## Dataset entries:
^^^^^^^^^^^^^^^^
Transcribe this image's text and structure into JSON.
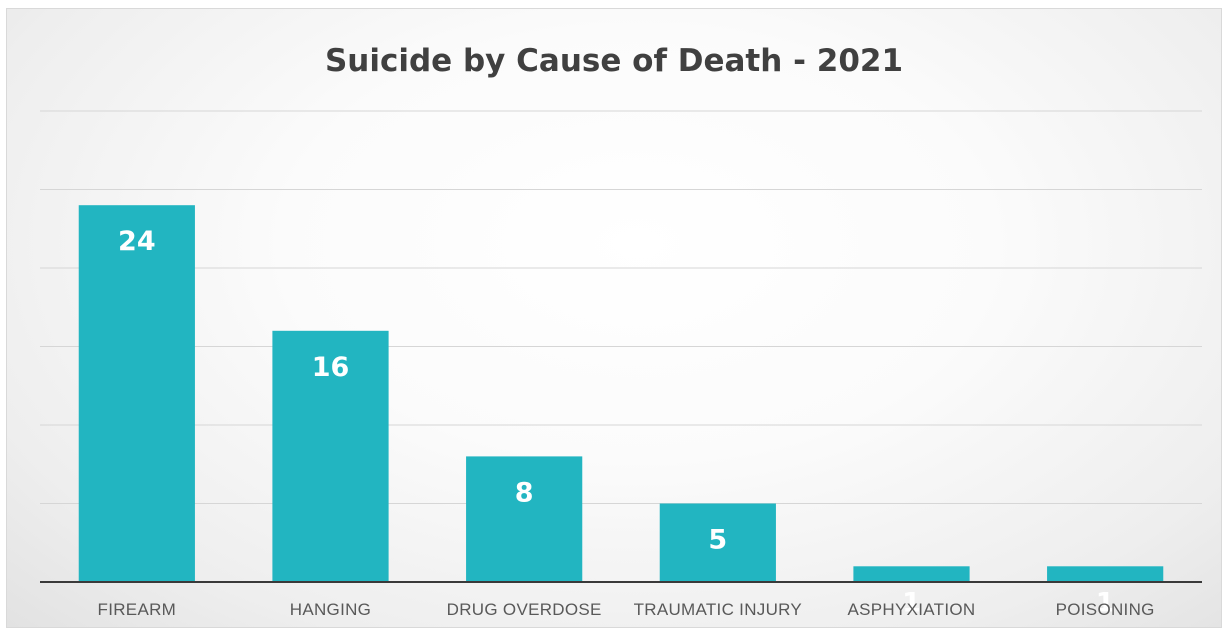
{
  "chart_data": {
    "type": "bar",
    "title": "Suicide by Cause of Death - 2021",
    "categories": [
      "FIREARM",
      "HANGING",
      "DRUG OVERDOSE",
      "TRAUMATIC INJURY",
      "ASPHYXIATION",
      "POISONING"
    ],
    "values": [
      24,
      16,
      8,
      5,
      1,
      1
    ],
    "data_labels": [
      "24",
      "16",
      "8",
      "5",
      "1",
      "1"
    ],
    "xlabel": "",
    "ylabel": "",
    "ylim": [
      0,
      30
    ],
    "y_axis_visible": false,
    "grid": true,
    "legend": "none",
    "bar_color": "#22b5c1"
  }
}
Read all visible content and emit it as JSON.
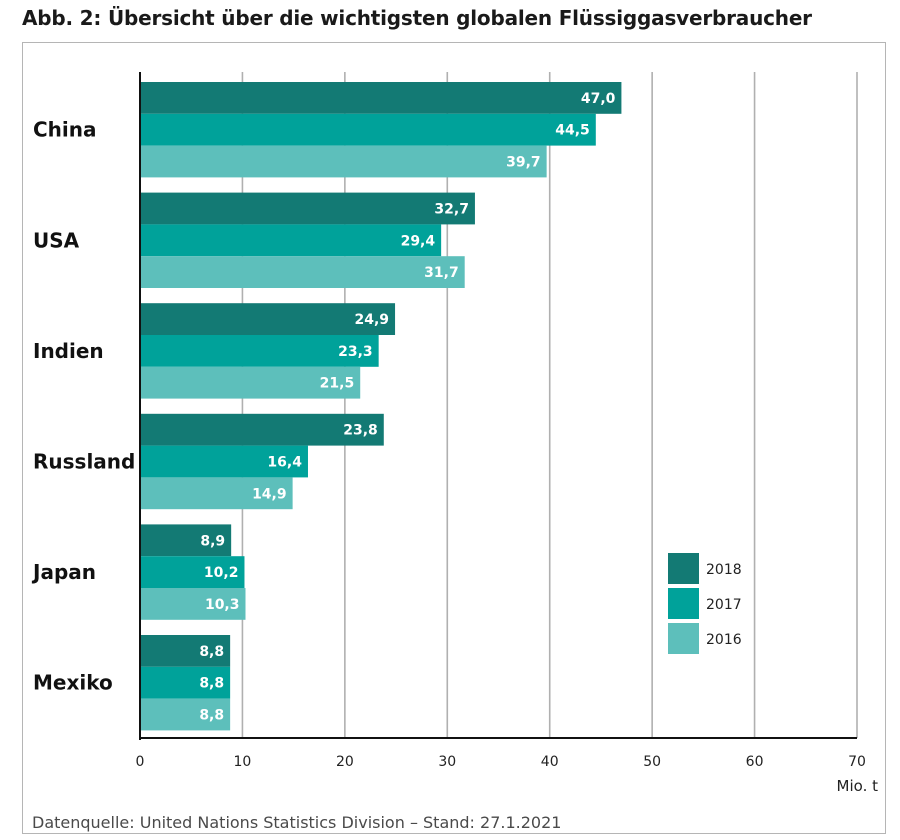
{
  "chart_data": {
    "type": "bar",
    "orientation": "horizontal",
    "title": "Abb. 2: Übersicht über die wichtigsten globalen Flüssiggasverbraucher",
    "source": "Datenquelle: United Nations Statistics Division – Stand: 27.1.2021",
    "unit": "Mio. t",
    "categories": [
      "China",
      "USA",
      "Indien",
      "Russland",
      "Japan",
      "Mexiko"
    ],
    "series": [
      {
        "name": "2018",
        "color": "#137a74",
        "values": [
          47.0,
          32.7,
          24.9,
          23.8,
          8.9,
          8.8
        ]
      },
      {
        "name": "2017",
        "color": "#00a29a",
        "values": [
          44.5,
          29.4,
          23.3,
          16.4,
          10.2,
          8.8
        ]
      },
      {
        "name": "2016",
        "color": "#5dbfbb",
        "values": [
          39.7,
          31.7,
          21.5,
          14.9,
          10.3,
          8.8
        ]
      }
    ],
    "value_labels": [
      [
        "47,0",
        "32,7",
        "24,9",
        "23,8",
        "8,9",
        "8,8"
      ],
      [
        "44,5",
        "29,4",
        "23,3",
        "16,4",
        "10,2",
        "8,8"
      ],
      [
        "39,7",
        "31,7",
        "21,5",
        "14,9",
        "10,3",
        "8,8"
      ]
    ],
    "xlim": [
      0,
      70
    ],
    "xticks": [
      0,
      10,
      20,
      30,
      40,
      50,
      60,
      70
    ],
    "xtick_labels": [
      "0",
      "10",
      "20",
      "30",
      "40",
      "50",
      "60",
      "70"
    ],
    "grid": true,
    "legend_position": "right"
  }
}
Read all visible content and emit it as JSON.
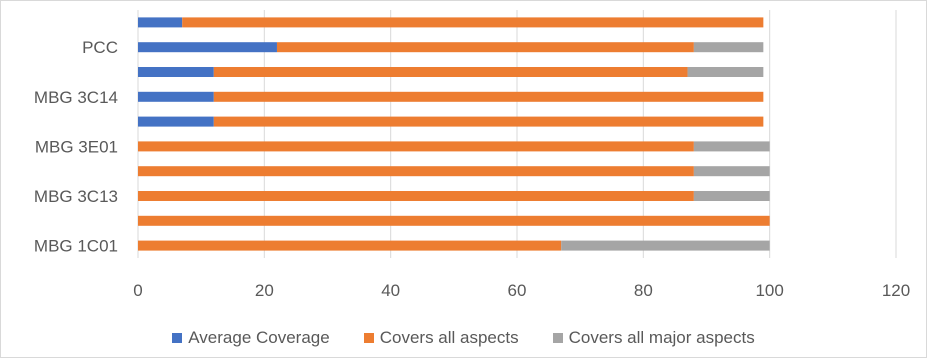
{
  "chart_data": {
    "type": "bar",
    "orientation": "horizontal",
    "stacked": true,
    "title": "",
    "xlabel": "",
    "ylabel": "",
    "categories": [
      "MBG 1C01",
      "",
      "MBG 3C13",
      "",
      "MBG 3E01",
      "",
      "MBG 3C14",
      "",
      "PCC",
      ""
    ],
    "series": [
      {
        "name": "Average Coverage",
        "color": "#4472c4",
        "values": [
          0,
          0,
          0,
          0,
          0,
          12,
          12,
          12,
          22,
          7
        ]
      },
      {
        "name": "Covers all aspects",
        "color": "#ed7d31",
        "values": [
          67,
          100,
          88,
          88,
          88,
          87,
          87,
          75,
          66,
          92
        ]
      },
      {
        "name": "Covers all major aspects",
        "color": "#a5a5a5",
        "values": [
          33,
          0,
          12,
          12,
          12,
          0,
          0,
          12,
          11,
          0
        ]
      }
    ],
    "xlim": [
      0,
      120
    ],
    "xticks": [
      "0",
      "20",
      "40",
      "60",
      "80",
      "100",
      "120"
    ],
    "grid": "vertical",
    "legend_position": "bottom"
  }
}
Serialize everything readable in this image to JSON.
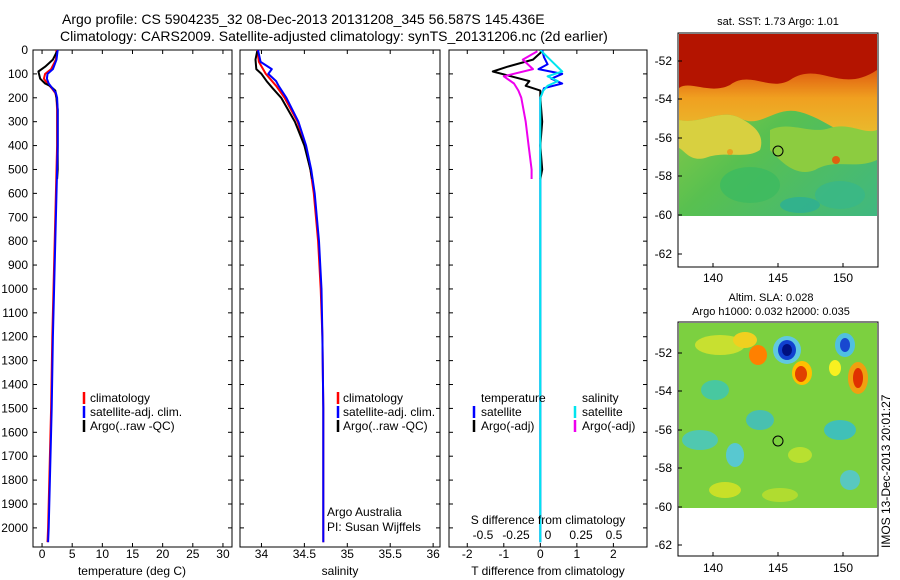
{
  "header": {
    "line1": "Argo profile: CS 5904235_32 08-Dec-2013 20131208_345 56.587S 145.436E",
    "line2": "Climatology: CARS2009. Satellite-adjusted climatology: synTS_20131206.nc (2d earlier)"
  },
  "colors": {
    "climatology": "#ff0000",
    "satellite": "#0000ff",
    "argo": "#000000",
    "sat_salinity": "#00e5ee",
    "argo_adj_salinity": "#ee00ee"
  },
  "chart_data": [
    {
      "id": "temperature",
      "type": "line",
      "xlabel": "temperature (deg C)",
      "ylabel": "",
      "xlim": [
        -1.5,
        31.5
      ],
      "ylim": [
        2080,
        0
      ],
      "xticks": [
        0,
        5,
        10,
        15,
        20,
        25,
        30
      ],
      "yticks": [
        0,
        100,
        200,
        300,
        400,
        500,
        600,
        700,
        800,
        900,
        1000,
        1100,
        1200,
        1300,
        1400,
        1500,
        1600,
        1700,
        1800,
        1900,
        2000
      ],
      "legend": [
        "climatology",
        "satellite-adj. clim.",
        "Argo(..raw -QC)"
      ],
      "legend_position": "center-right",
      "series": [
        {
          "name": "climatology",
          "depth": [
            0,
            40,
            80,
            100,
            120,
            140,
            160,
            180,
            200,
            250,
            300,
            400,
            500,
            600,
            800,
            1000,
            1200,
            1500,
            1800,
            2000,
            2060
          ],
          "values": [
            2.4,
            2.3,
            1.5,
            0.5,
            0.3,
            0.9,
            1.6,
            2.2,
            2.4,
            2.5,
            2.5,
            2.5,
            2.4,
            2.3,
            2.1,
            1.9,
            1.7,
            1.5,
            1.2,
            1.0,
            0.9
          ]
        },
        {
          "name": "satellite-adj. clim.",
          "depth": [
            0,
            40,
            80,
            100,
            120,
            140,
            160,
            180,
            200,
            250,
            300,
            400,
            500,
            600,
            800,
            1000,
            1200,
            1500,
            1800,
            2000,
            2060
          ],
          "values": [
            2.6,
            2.4,
            1.8,
            0.9,
            0.8,
            1.1,
            1.7,
            2.3,
            2.5,
            2.6,
            2.6,
            2.6,
            2.5,
            2.4,
            2.2,
            2.0,
            1.8,
            1.6,
            1.3,
            1.1,
            1.0
          ]
        },
        {
          "name": "Argo(..raw -QC)",
          "depth": [
            5,
            40,
            70,
            90,
            100,
            120,
            140,
            150,
            170,
            200,
            250,
            300,
            400,
            500,
            540
          ],
          "values": [
            2.5,
            1.8,
            0.5,
            -0.6,
            -0.5,
            -0.3,
            0.5,
            1.3,
            2.2,
            2.4,
            2.6,
            2.6,
            2.6,
            2.6,
            2.5
          ]
        }
      ]
    },
    {
      "id": "salinity",
      "type": "line",
      "xlabel": "salinity",
      "ylabel": "",
      "xlim": [
        33.75,
        36.08
      ],
      "ylim": [
        2080,
        0
      ],
      "xticks": [
        34,
        34.5,
        35,
        35.5,
        36
      ],
      "legend": [
        "climatology",
        "satellite-adj. clim.",
        "Argo(..raw -QC)"
      ],
      "legend_position": "center-right",
      "annotations": [
        "Argo Australia",
        "PI: Susan Wijffels"
      ],
      "series": [
        {
          "name": "climatology",
          "depth": [
            0,
            50,
            100,
            150,
            200,
            300,
            400,
            500,
            600,
            800,
            1000,
            1200,
            1500,
            1800,
            2060
          ],
          "values": [
            33.95,
            33.97,
            34.05,
            34.17,
            34.27,
            34.42,
            34.51,
            34.57,
            34.61,
            34.66,
            34.69,
            34.71,
            34.72,
            34.72,
            34.72
          ]
        },
        {
          "name": "satellite-adj. clim.",
          "depth": [
            0,
            50,
            80,
            100,
            130,
            150,
            200,
            300,
            400,
            500,
            600,
            800,
            1000,
            1200,
            1500,
            1800,
            2060
          ],
          "values": [
            33.96,
            33.99,
            34.12,
            34.08,
            34.17,
            34.2,
            34.29,
            34.43,
            34.52,
            34.58,
            34.62,
            34.67,
            34.7,
            34.71,
            34.72,
            34.72,
            34.72
          ]
        },
        {
          "name": "Argo(..raw -QC)",
          "depth": [
            5,
            40,
            80,
            100,
            130,
            160,
            200,
            300,
            400,
            500,
            540
          ],
          "values": [
            33.95,
            33.93,
            33.94,
            34.0,
            34.06,
            34.13,
            34.23,
            34.39,
            34.5,
            34.57,
            34.59
          ]
        }
      ]
    },
    {
      "id": "difference",
      "type": "line",
      "xlabel": "T difference from climatology",
      "x2label": "S difference from climatology",
      "xlim": [
        -2.5,
        2.92
      ],
      "ylim": [
        2080,
        0
      ],
      "xticks": [
        -2,
        -1,
        0,
        1,
        2
      ],
      "x2ticks": [
        "-0.5",
        "-0.25",
        "0",
        "0.25",
        "0.5"
      ],
      "legend_headers": [
        "temperature",
        "salinity"
      ],
      "legend": [
        "satellite",
        "Argo(-adj)",
        "satellite",
        "Argo(-adj)"
      ],
      "legend_position": "center-right",
      "series": [
        {
          "name": "satellite",
          "group": "temperature",
          "depth": [
            0,
            30,
            60,
            80,
            100,
            120,
            140,
            160,
            180,
            200,
            300,
            400,
            500,
            700,
            1000,
            1500,
            2000,
            2060
          ],
          "values": [
            0.05,
            0.1,
            0.2,
            -0.05,
            0.6,
            0.3,
            0.6,
            0.1,
            0.05,
            0.0,
            0.0,
            0.0,
            0.0,
            0.0,
            0.0,
            0.0,
            0.0,
            0.0
          ]
        },
        {
          "name": "Argo(-adj)",
          "group": "temperature",
          "depth": [
            5,
            40,
            70,
            90,
            110,
            130,
            150,
            170,
            200,
            300,
            400,
            500,
            540
          ],
          "values": [
            0.05,
            -0.2,
            -0.9,
            -1.3,
            -0.8,
            -0.3,
            -0.4,
            0.0,
            0.0,
            0.05,
            0.0,
            0.05,
            0.0
          ]
        },
        {
          "name": "satellite",
          "group": "salinity",
          "depth": [
            0,
            30,
            60,
            90,
            110,
            130,
            150,
            170,
            200,
            300,
            500,
            1000,
            1500,
            2000,
            2060
          ],
          "values": [
            0.0,
            0.05,
            0.1,
            0.15,
            0.05,
            0.12,
            0.05,
            0.02,
            0.0,
            0.0,
            0.0,
            0.0,
            0.0,
            0.0,
            0.0
          ]
        },
        {
          "name": "Argo(-adj)",
          "group": "salinity",
          "depth": [
            5,
            40,
            80,
            110,
            140,
            170,
            200,
            300,
            400,
            500,
            540
          ],
          "values": [
            -0.02,
            -0.12,
            -0.05,
            -0.25,
            -0.18,
            -0.15,
            -0.13,
            -0.1,
            -0.08,
            -0.06,
            -0.06
          ]
        }
      ]
    }
  ],
  "maps": [
    {
      "id": "sst-map",
      "title": "sat. SST: 1.73 Argo: 1.01",
      "xticks": [
        "140",
        "145",
        "150"
      ],
      "yticks": [
        "-52",
        "-54",
        "-56",
        "-58",
        "-60",
        "-62"
      ],
      "marker": {
        "lon": 145.436,
        "lat": -56.587
      }
    },
    {
      "id": "sla-map",
      "title_line1": "Altim. SLA: 0.028",
      "title_line2": "Argo h1000: 0.032 h2000: 0.035",
      "xticks": [
        "140",
        "145",
        "150"
      ],
      "yticks": [
        "-52",
        "-54",
        "-56",
        "-58",
        "-60",
        "-62"
      ],
      "marker": {
        "lon": 145.436,
        "lat": -56.587
      }
    }
  ],
  "footer_stamp": "IMOS 13-Dec-2013 20:01:27"
}
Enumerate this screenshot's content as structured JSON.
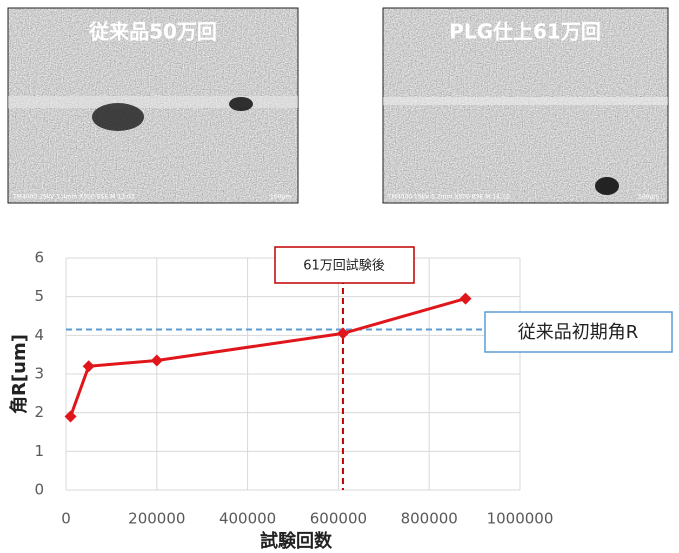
{
  "images": [
    {
      "caption": "従来品50万回",
      "footer": "TM4000 15kV 5.4mm X500 BSE M 13:03",
      "scale": "100μm"
    },
    {
      "caption": "PLG仕上61万回",
      "footer": "TM4000 15kV 5.2mm X500 BSE M 14:12",
      "scale": "100μm"
    }
  ],
  "chart_data": {
    "type": "line",
    "x_label": "試験回数",
    "y_label": "角R[um]",
    "x": [
      10000,
      50000,
      200000,
      610000,
      880000
    ],
    "series": [
      {
        "color": "#e0161b",
        "values": [
          1.9,
          3.2,
          3.35,
          4.05,
          4.95
        ]
      }
    ],
    "xlim": [
      0,
      1000000
    ],
    "xticks": [
      0,
      200000,
      400000,
      600000,
      800000,
      1000000
    ],
    "ylim": [
      0,
      6
    ],
    "yticks": [
      0,
      1,
      2,
      3,
      4,
      5,
      6
    ],
    "grid": true,
    "hline": {
      "value": 4.15,
      "label": "従来品初期角R",
      "color": "#5b9bd5"
    },
    "vline": {
      "value": 610000,
      "label": "61万回試験後",
      "color": "#c00000"
    }
  }
}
^^^^^^^^^^^^^^^^
## Stated exercise:
Leave out every line without the string "aspects" and copy the rest.

## Exercise solution:
        "name": "Covers all aspects",
        "name": "Covers all major aspects",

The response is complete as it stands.